• [Stated problem] Return each line holding the string "this".

────────────────────────────────────────

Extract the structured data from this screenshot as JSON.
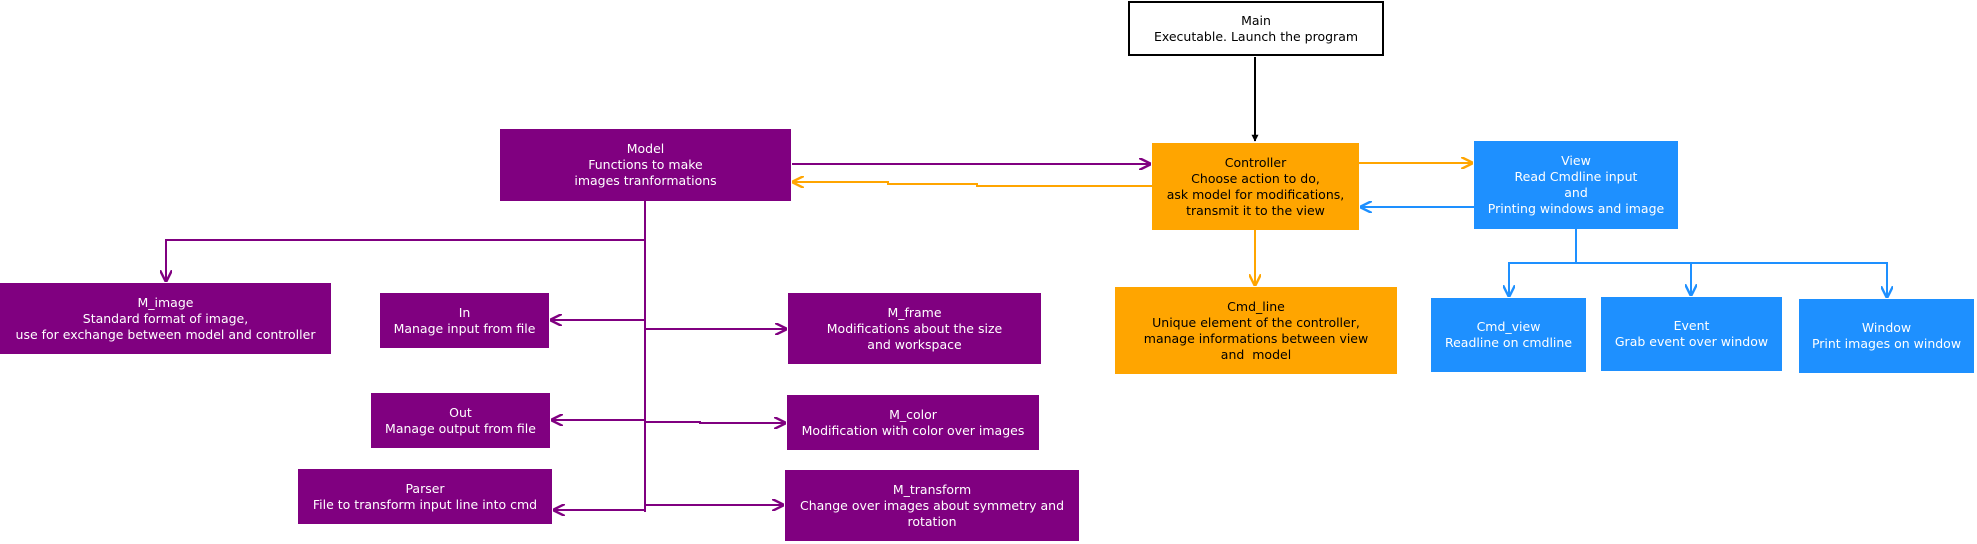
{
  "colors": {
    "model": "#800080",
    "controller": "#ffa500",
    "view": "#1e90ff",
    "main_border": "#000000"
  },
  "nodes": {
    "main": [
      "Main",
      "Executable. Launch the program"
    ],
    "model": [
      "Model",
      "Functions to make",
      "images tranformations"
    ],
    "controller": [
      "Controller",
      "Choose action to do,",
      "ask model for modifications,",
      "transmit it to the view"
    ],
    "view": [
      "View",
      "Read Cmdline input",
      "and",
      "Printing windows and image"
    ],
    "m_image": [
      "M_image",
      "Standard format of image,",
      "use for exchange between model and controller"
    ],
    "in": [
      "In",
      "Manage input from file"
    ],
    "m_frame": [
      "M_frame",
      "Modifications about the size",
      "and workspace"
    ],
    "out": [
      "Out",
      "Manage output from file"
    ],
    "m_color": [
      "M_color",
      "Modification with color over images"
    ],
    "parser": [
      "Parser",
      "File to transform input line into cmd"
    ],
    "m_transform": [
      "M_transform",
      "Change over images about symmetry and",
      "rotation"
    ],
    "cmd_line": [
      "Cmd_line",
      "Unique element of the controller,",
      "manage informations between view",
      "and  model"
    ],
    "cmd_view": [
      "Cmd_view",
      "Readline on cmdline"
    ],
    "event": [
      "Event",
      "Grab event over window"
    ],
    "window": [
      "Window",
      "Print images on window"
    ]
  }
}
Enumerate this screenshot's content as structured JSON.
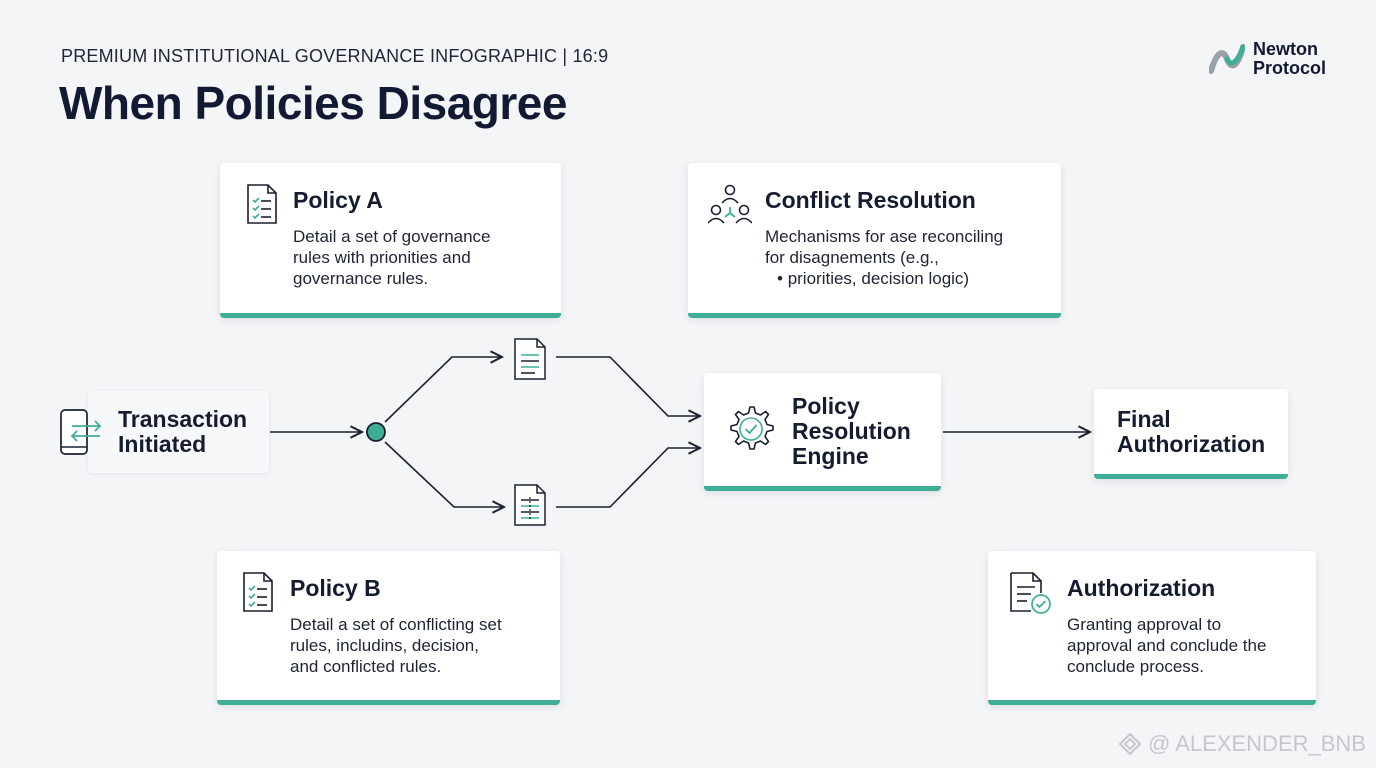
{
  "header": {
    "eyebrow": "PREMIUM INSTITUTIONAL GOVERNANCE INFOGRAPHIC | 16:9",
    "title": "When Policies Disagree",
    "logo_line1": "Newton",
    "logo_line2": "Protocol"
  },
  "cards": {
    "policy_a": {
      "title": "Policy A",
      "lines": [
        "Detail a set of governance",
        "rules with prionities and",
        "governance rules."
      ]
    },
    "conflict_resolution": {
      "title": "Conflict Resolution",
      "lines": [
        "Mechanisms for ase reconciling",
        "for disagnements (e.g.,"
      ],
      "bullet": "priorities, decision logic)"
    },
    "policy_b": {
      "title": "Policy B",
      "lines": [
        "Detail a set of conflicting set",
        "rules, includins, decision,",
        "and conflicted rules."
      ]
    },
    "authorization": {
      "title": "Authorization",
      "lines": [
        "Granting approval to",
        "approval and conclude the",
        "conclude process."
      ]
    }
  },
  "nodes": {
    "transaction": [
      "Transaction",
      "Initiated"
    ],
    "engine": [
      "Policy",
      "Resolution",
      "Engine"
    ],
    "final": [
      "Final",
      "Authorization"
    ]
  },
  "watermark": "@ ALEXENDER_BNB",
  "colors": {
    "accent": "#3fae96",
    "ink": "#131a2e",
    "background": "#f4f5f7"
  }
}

────────────────────────────────────────

• [Answer to the task]
Extract the structured data from this screenshot as JSON.
Enumerate this screenshot's content as structured JSON.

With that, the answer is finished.